:: Records shown ::
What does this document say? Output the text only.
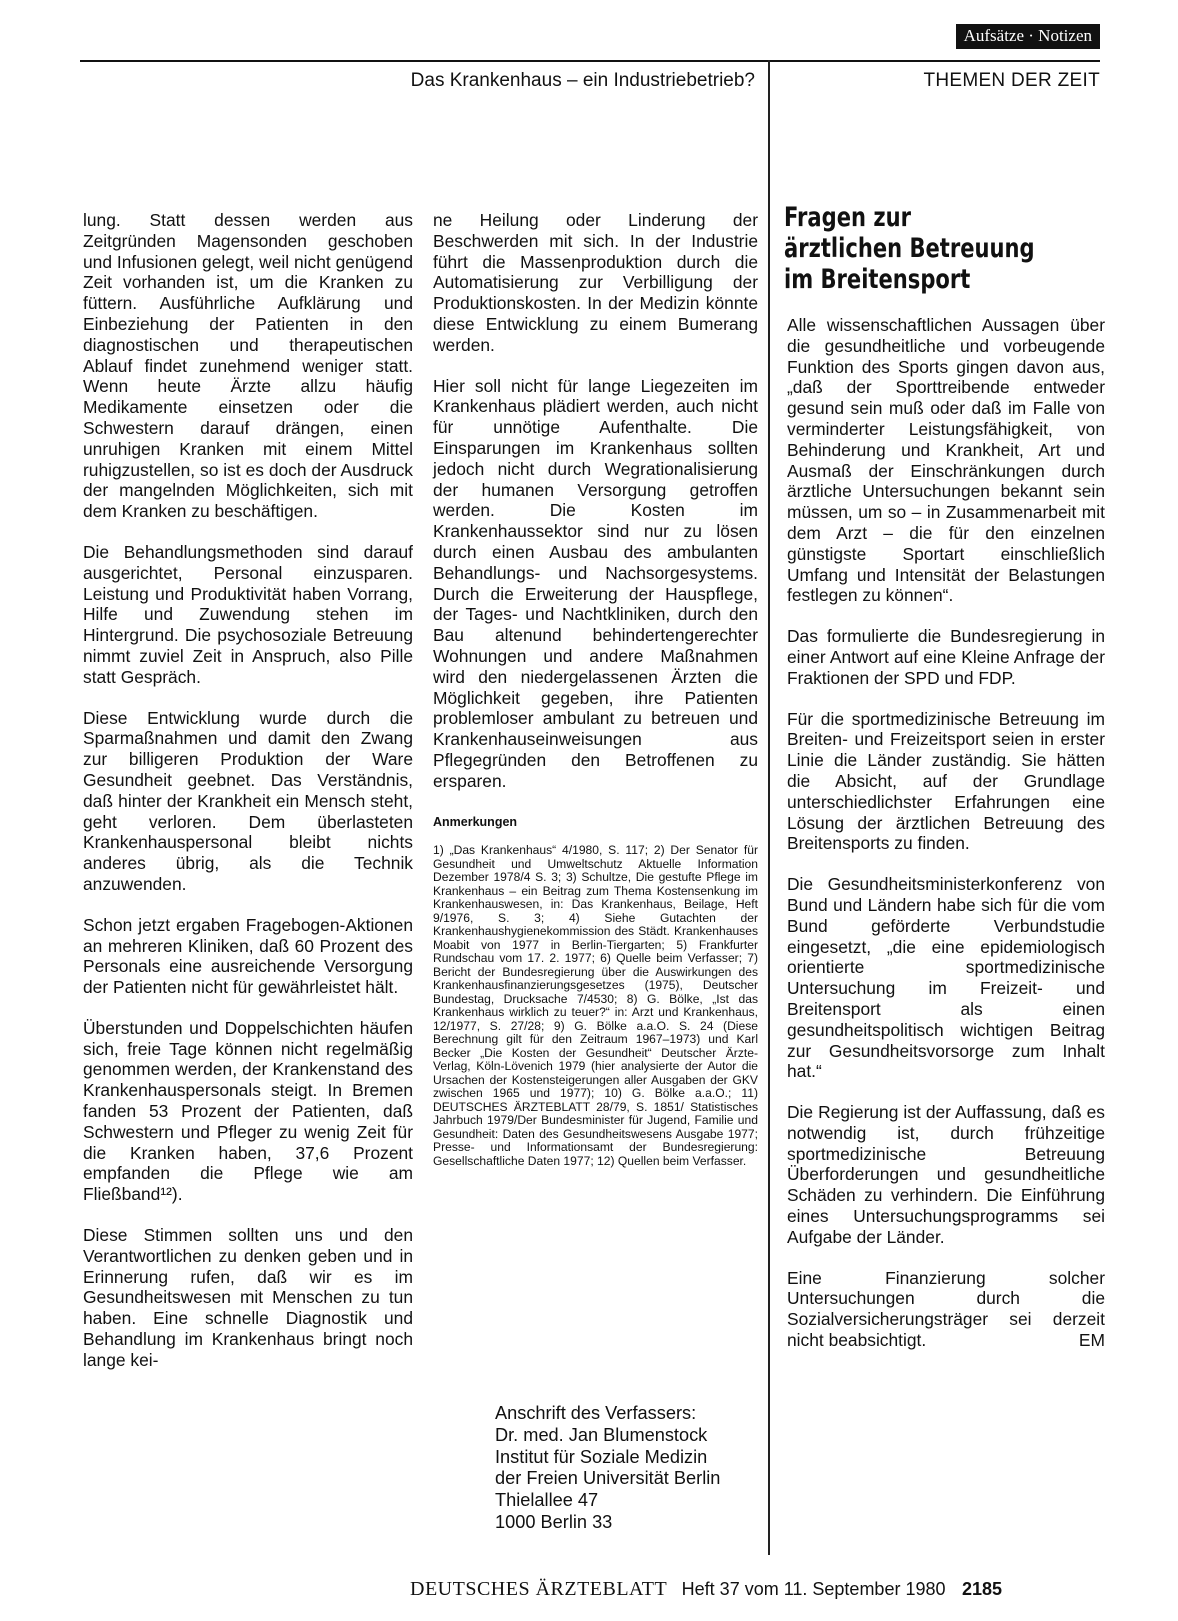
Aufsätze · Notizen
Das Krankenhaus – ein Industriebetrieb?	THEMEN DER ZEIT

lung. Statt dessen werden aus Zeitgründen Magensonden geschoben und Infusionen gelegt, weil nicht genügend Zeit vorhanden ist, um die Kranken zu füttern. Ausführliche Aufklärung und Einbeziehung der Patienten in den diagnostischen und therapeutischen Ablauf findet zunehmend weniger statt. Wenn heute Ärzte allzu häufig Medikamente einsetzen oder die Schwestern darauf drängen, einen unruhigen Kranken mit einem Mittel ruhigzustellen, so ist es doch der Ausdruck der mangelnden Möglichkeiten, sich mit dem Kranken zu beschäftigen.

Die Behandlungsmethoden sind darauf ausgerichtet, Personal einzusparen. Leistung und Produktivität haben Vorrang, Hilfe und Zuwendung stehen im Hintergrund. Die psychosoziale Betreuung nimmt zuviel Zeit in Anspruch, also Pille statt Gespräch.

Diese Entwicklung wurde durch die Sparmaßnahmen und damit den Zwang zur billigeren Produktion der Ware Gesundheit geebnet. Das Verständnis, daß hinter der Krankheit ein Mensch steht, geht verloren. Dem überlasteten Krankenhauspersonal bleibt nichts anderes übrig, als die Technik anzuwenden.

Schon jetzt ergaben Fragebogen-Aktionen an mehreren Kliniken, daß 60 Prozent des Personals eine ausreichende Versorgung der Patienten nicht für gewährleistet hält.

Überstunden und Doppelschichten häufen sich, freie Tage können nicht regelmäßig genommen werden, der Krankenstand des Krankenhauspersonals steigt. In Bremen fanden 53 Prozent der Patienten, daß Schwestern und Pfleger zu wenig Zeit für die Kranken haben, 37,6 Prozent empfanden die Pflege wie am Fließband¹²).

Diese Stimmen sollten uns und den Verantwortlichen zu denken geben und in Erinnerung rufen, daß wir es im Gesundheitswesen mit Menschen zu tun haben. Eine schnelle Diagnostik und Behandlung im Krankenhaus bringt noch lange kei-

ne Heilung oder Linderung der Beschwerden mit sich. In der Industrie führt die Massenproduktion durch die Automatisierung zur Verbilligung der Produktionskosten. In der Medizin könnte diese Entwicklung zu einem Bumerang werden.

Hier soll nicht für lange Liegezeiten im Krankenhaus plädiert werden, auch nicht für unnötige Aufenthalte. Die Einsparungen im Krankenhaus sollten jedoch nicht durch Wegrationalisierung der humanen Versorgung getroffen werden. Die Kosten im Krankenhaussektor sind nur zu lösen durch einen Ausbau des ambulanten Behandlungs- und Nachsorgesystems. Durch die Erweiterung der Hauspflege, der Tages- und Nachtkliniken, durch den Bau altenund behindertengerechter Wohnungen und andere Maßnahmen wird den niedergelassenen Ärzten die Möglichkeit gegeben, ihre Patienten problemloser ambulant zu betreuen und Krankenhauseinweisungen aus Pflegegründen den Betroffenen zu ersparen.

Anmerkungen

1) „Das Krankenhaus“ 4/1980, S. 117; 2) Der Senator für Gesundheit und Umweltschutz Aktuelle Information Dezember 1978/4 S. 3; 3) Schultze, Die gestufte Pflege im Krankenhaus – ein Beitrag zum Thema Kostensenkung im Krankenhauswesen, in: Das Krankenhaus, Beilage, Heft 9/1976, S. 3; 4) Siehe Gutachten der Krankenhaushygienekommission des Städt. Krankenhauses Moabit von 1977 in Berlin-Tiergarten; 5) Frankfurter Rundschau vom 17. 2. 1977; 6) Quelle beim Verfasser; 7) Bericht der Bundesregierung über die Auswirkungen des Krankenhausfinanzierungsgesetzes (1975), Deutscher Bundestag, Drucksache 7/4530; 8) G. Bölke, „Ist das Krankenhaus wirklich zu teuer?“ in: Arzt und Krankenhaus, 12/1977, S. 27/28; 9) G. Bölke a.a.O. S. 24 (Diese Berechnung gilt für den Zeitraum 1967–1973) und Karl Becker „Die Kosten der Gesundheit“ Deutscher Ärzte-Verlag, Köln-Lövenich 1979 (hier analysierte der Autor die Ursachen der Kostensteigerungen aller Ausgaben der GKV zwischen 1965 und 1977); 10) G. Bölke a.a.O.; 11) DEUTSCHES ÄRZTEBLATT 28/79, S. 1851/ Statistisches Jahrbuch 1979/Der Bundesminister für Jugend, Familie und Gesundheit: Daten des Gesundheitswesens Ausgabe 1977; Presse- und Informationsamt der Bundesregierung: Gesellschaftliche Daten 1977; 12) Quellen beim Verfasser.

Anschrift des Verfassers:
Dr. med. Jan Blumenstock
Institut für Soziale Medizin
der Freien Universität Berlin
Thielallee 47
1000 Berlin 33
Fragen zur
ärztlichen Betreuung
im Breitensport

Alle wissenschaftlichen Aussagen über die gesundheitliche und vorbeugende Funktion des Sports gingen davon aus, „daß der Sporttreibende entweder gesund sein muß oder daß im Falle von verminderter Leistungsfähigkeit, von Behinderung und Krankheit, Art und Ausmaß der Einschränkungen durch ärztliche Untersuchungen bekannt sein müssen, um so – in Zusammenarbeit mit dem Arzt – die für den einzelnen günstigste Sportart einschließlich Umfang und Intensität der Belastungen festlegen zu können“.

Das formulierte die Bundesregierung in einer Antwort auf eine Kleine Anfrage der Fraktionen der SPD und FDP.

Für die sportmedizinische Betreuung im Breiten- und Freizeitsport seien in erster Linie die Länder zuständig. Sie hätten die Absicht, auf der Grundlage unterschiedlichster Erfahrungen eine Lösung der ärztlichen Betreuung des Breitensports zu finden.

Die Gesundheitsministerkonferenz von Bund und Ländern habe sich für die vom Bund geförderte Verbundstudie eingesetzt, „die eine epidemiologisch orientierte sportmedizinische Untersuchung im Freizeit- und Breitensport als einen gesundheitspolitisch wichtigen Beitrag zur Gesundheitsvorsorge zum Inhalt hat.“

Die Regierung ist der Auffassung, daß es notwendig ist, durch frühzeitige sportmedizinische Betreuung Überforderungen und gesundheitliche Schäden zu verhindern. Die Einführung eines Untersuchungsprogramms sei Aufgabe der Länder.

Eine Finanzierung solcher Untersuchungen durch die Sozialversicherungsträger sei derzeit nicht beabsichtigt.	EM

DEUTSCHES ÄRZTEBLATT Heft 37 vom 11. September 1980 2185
:::
Work item: What is needed is a copy of every line above in which "ärztlichen" appears.

Exercise result:
ärztlichen Betreuung
Für die sportmedizinische Betreuung im Breiten- und Freizeitsport seien in erster Linie die Länder zuständig. Sie hätten die Absicht, auf der Grundlage unterschiedlichster Erfahrungen eine Lösung der ärztlichen Betreuung des Breitensports zu finden.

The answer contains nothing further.